(抜粋)
####
図1:Fe(110)強磁性基板上に成膜したMn薄膜のSTM実験結果。(左図)STM探針による試料表面観察の模式図。非接触・非破壊で表面形状と電子情報を計測できます。(中央図)鉄基板上にマンガンを約1.2原子層分蒸着し成膜しました。青色がMnの1層目、黄色が2層目を示しています。(右図)同一領域で同時に取得した電子分布マップ。約0.7 nm周期の明瞭な縞状ストライプ構造が観察されます。

■研究の背景

 1次元電子ストライプ構造は、電子の流れを特定の方向に制御できるため、超高速・省エネの次世代電子デバイスの開発に欠かせない重要な材料です。ところが、スマートフォンやセンサーなど次世代電子デバイスに利用される、グラフェン2次元薄膜では、原子レベルの平坦性を保ちながら、一種類の物質のみで特定方向に限定された1次元電子ストライプ構造が形成されることは、通常は起こりません。一般的には、2次元膜には2次元の電子構造ができるからです。ごくまれに、原子数子分の厚さしかない極薄のシート状材料である「遷移金属ダイカルコゲナイド」などの原子層物質に、歪みや磁場を加えることで1次元電子ストライプ構造が出現する例は知られています(参考文献1)。

 しかし、遷移金属ダイカルコゲナイドをエレクトロニクス素子として量産化するには、真空製膜する過程で有害なセレンやテルルを扱うため製造工程が困難となります。一方で、既存のスピントロニクス材料としてすでに広く使用されている磁性金属であれば容易に製膜に使うことができます。
####
(表示データ)
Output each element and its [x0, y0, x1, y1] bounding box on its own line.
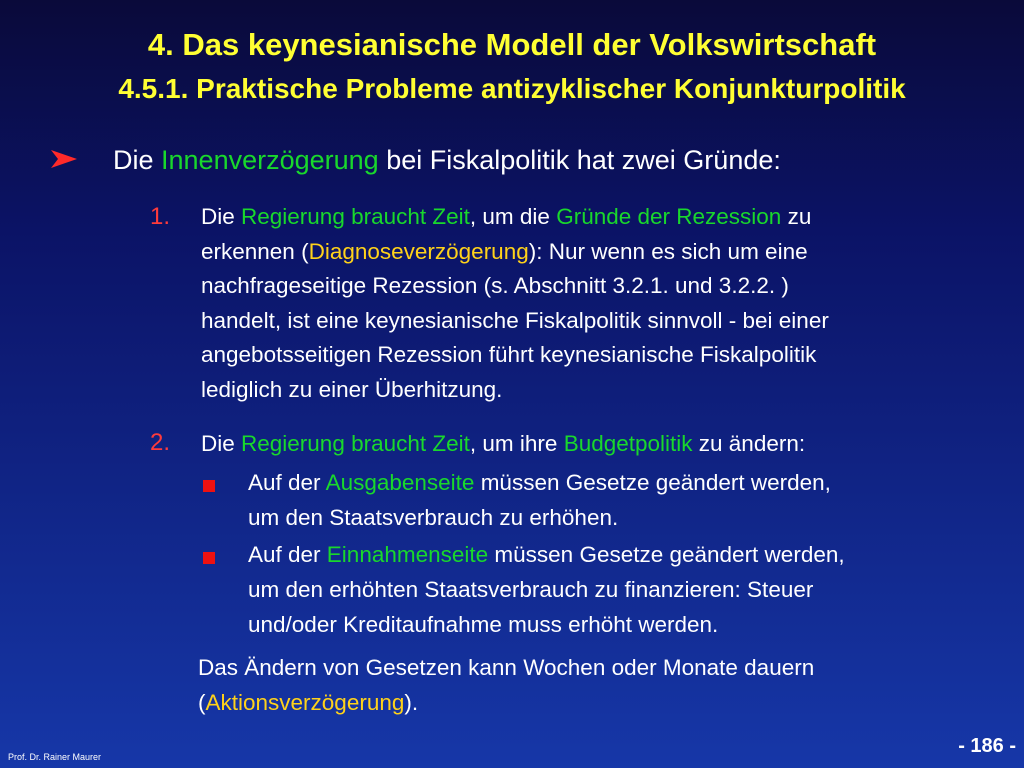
page-number: - 186 - — [958, 735, 1016, 757]
text-fragment: lediglich zu einer Überhitzung. — [201, 376, 503, 402]
highlight-fragment: Regierung braucht Zeit — [241, 204, 470, 229]
highlight-fragment: Ausgabenseite — [325, 470, 475, 495]
text-fragment: müssen Gesetze geändert werden, — [474, 470, 831, 495]
highlight-fragment: Aktionsverzögerung — [205, 690, 405, 715]
text-fragment: ). — [404, 690, 419, 715]
highlight-fragment: Diagnoseverzögerung — [308, 238, 529, 264]
text-fragment: zu ändern: — [692, 431, 806, 456]
sub-item-2 — [248, 537, 1008, 642]
text-fragment: Das Ändern von Gesetzen kann Wochen oder Monate dauern — [198, 655, 815, 680]
slide-subtitle: 4.5.1. Praktische Probleme antizyklischer Konjunkturpolitik — [118, 73, 906, 104]
text-fragment: , um die — [469, 204, 557, 229]
highlight-fragment: Gründe der Rezession — [556, 204, 782, 229]
text-fragment: Auf der — [248, 470, 326, 495]
intro-highlight: Innenverzögerung — [161, 145, 379, 175]
intro-text-end: bei Fiskalpolitik hat zwei Gründe: — [378, 145, 781, 175]
author-footer: Prof. Dr. Rainer Maurer — [8, 752, 102, 762]
sub-item-1 — [248, 465, 1008, 535]
closing-note — [198, 650, 1008, 720]
item-1-number: 1. — [150, 203, 171, 230]
text-fragment: müssen Gesetze geändert werden, — [488, 542, 845, 567]
intro-line — [113, 142, 781, 178]
highlight-fragment: Budgetpolitik — [563, 431, 693, 456]
red-square-icon — [203, 480, 215, 492]
red-square-icon — [203, 552, 215, 564]
text-fragment: zu — [781, 204, 812, 229]
text-fragment: , um ihre — [469, 431, 564, 456]
item-2-text — [201, 427, 1011, 462]
slide-title: 4. Das keynesianische Modell der Volkswirtschaft — [147, 27, 877, 62]
text-fragment: um den erhöhten Staatsverbrauch zu finanzieren: Steuer — [248, 577, 814, 602]
text-fragment: um den Staatsverbrauch zu erhöhen. — [248, 505, 619, 530]
text-fragment: erkennen ( — [201, 238, 309, 264]
highlight-fragment: Einnahmenseite — [326, 542, 489, 567]
item-1-text — [201, 200, 1011, 407]
intro-text: Die — [113, 145, 162, 175]
text-fragment: handelt, ist eine keynesianische Fiskalpolitik sinnvoll - bei einer — [201, 307, 829, 333]
text-fragment: angebotsseitigen Rezession führt keynesianische Fiskalpolitik — [201, 342, 817, 367]
text-fragment: Die — [201, 204, 242, 229]
item-2-number: 2. — [150, 429, 171, 456]
text-fragment: Auf der — [248, 542, 327, 567]
highlight-fragment: Regierung braucht Zeit — [241, 431, 470, 456]
text-fragment: Die — [201, 431, 242, 456]
text-fragment: ): Nur wenn es sich um eine — [528, 238, 808, 264]
text-fragment: ( — [198, 690, 206, 715]
text-fragment: und/oder Kreditaufnahme muss erhöht werden. — [248, 612, 719, 637]
red-arrow-icon — [50, 148, 78, 170]
text-fragment: nachfrageseitige Rezession (s. Abschnitt 3.2.1. und 3.2.2. ) — [201, 273, 789, 298]
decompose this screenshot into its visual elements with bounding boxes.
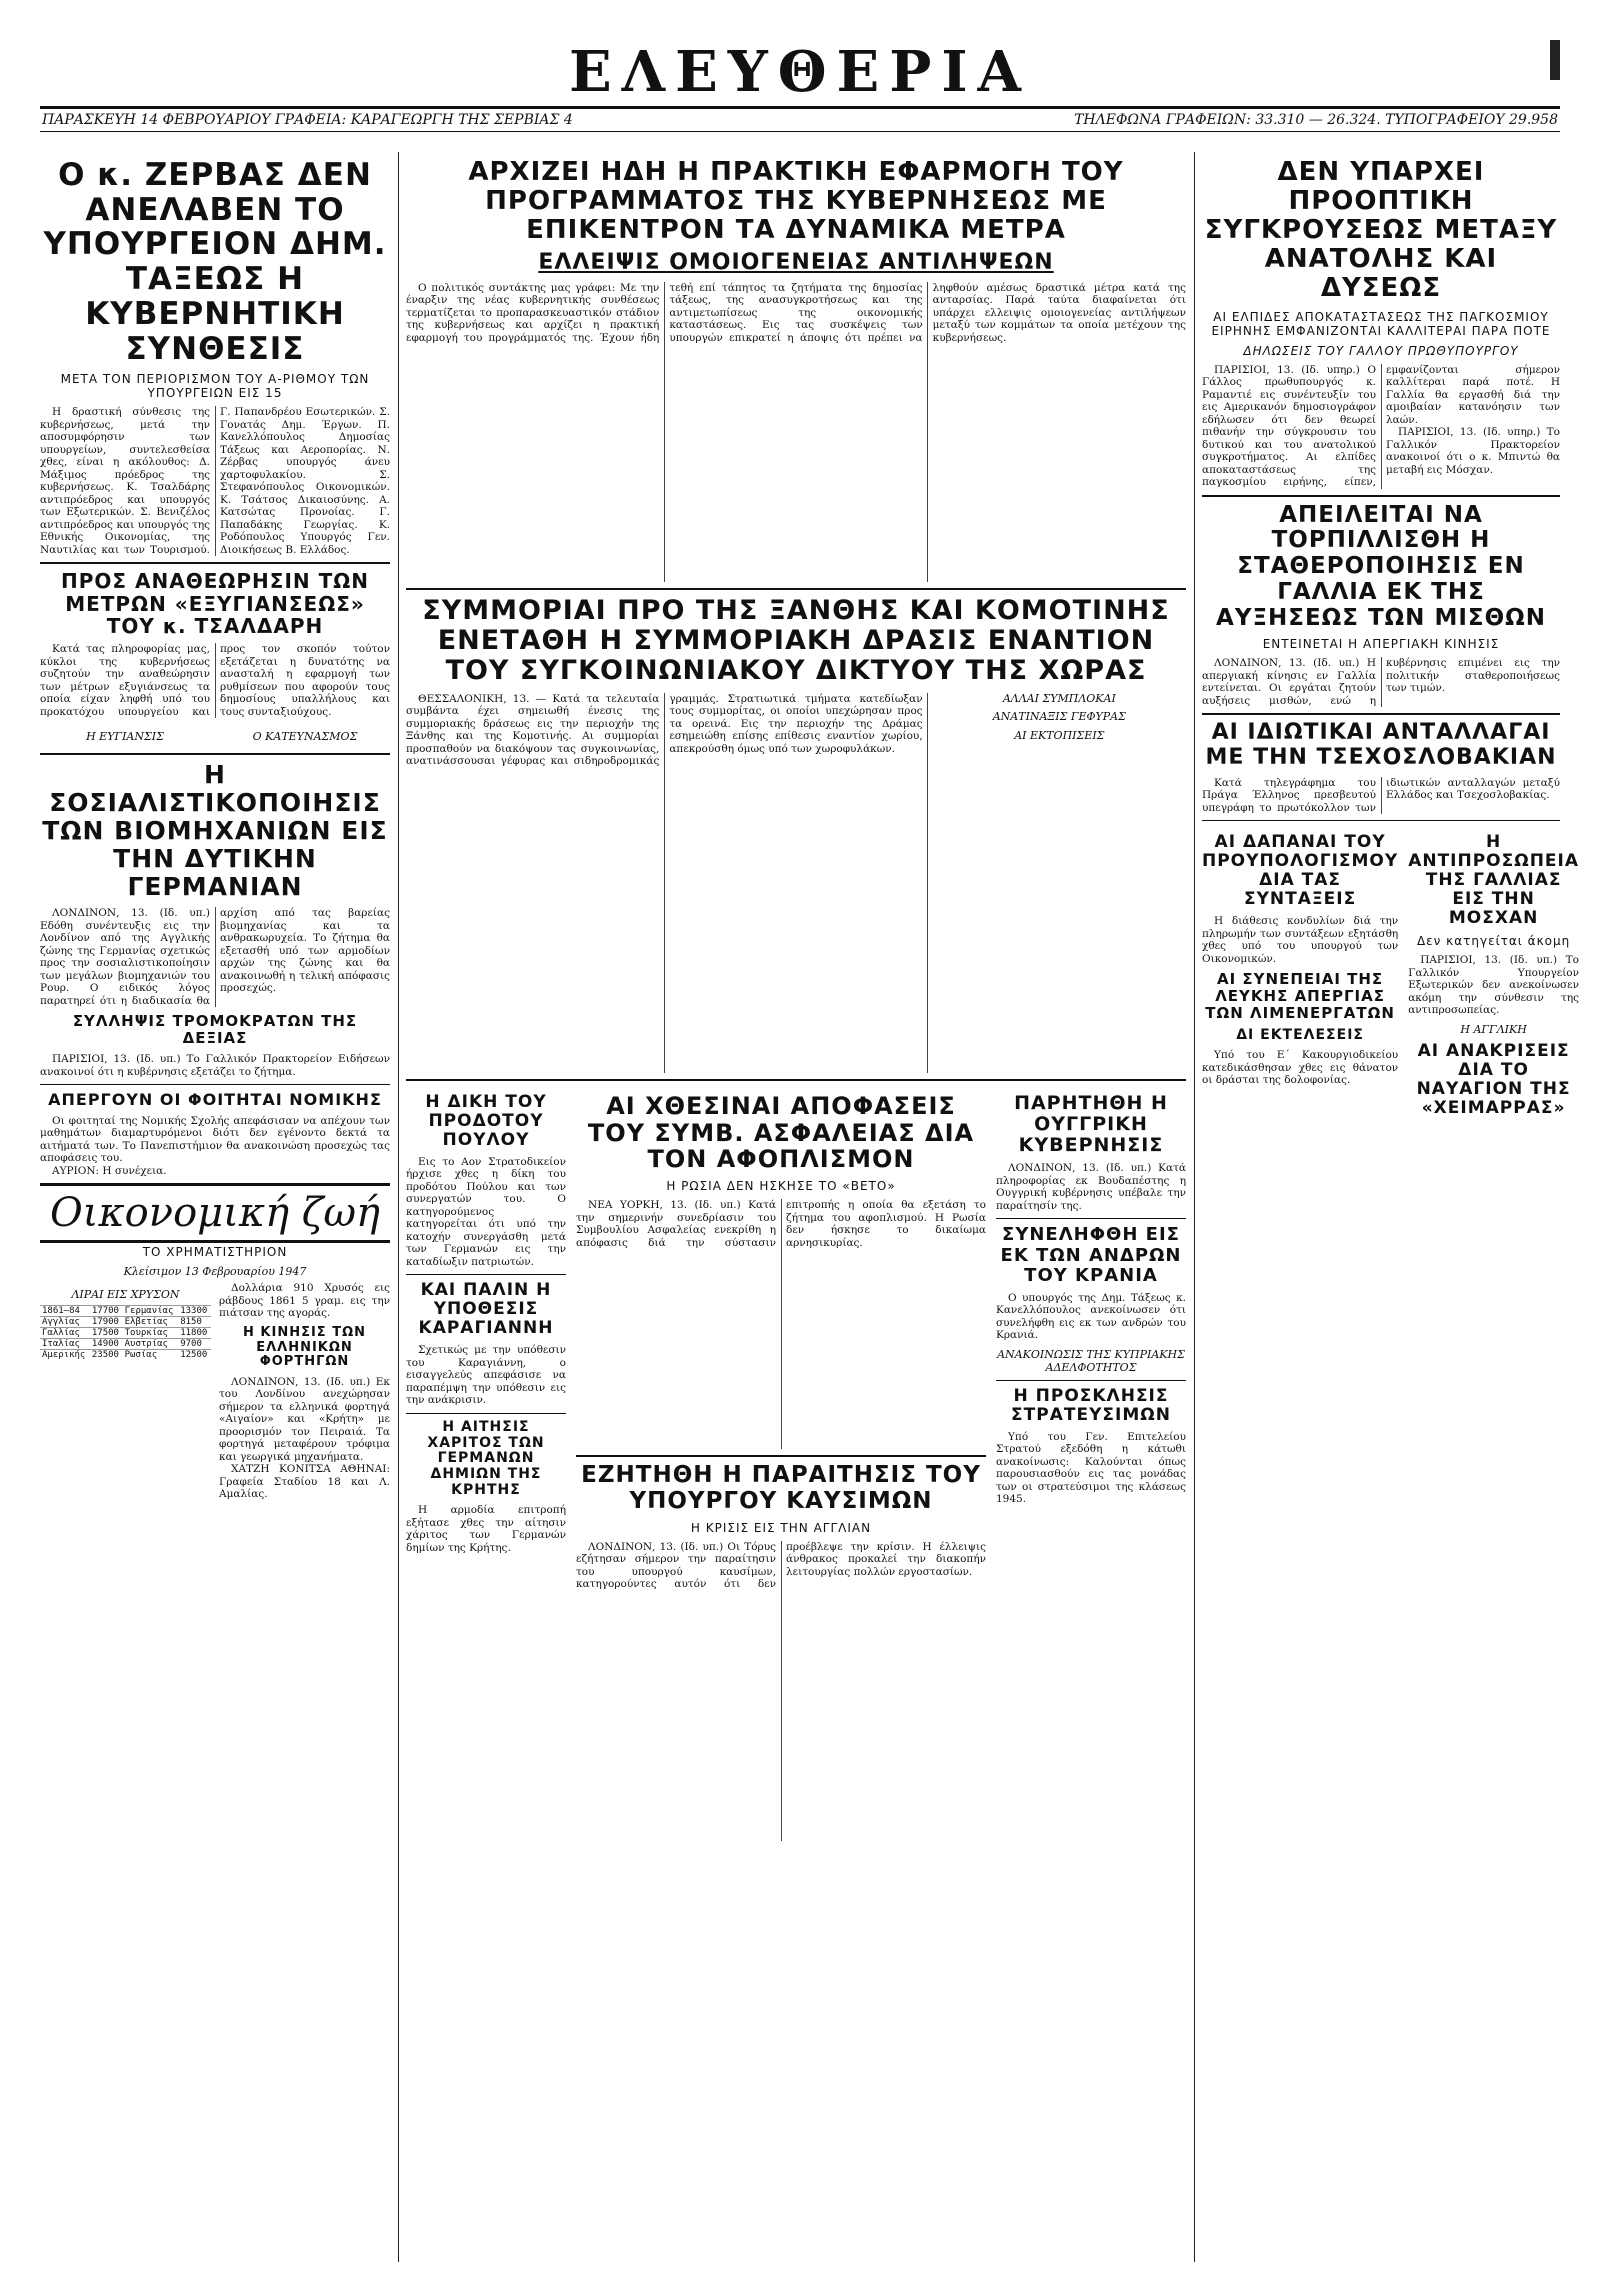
market-cell: Γαλλίας xyxy=(40,1328,90,1339)
market-table xyxy=(40,1305,211,1360)
headline-pardon: Η ΑΙΤΗΣΙΣ ΧΑΡΙΤΟΣ ΤΩΝ ΓΕΡΜΑΝΩΝ ΔΗΜΙΩΝ ΤΗΣ ΚΡΗΤΗΣ xyxy=(427,1418,545,1498)
economy-date: Κλείσιμον 13 Φεβρουαρίου 1947 xyxy=(123,1265,307,1279)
####
(記述課題 1)
Mn薄膜に関する抜粋から「一般的には、2次元膜には2次元の電子構造ができるからです。」という一文を英語に翻訳してください。
(記述課題 2)
エントリのうち「page-number: - 186 - — [958, 735, 1016, 757]」を含む行から「highlight-fragment: Aktionsverzögerung —」を含む行までを、「Gesetze」を「Verordnungen」に置き換えて更新してください。他の部分は変えず、その範囲の行だけを出力すること。

(記述解答 1)
This is because, in general, two-dimensional films form two-dimensional electronic structures.

(記述解答 2)
page-number: - 186 - — [958, 735, 1016, 757]
text-fragment: lediglich zu einer Überhitzung. — [201, 376, 503, 402]
highlight-fragment: Regierung braucht Zeit — [241, 204, 470, 229]
highlight-fragment: Ausgabenseite — [325, 470, 475, 495]
text-fragment: müssen Verordnungen geändert werden, — [474, 470, 831, 495]
highlight-fragment: Aktionsverzögerung — [205, 690, 405, 715]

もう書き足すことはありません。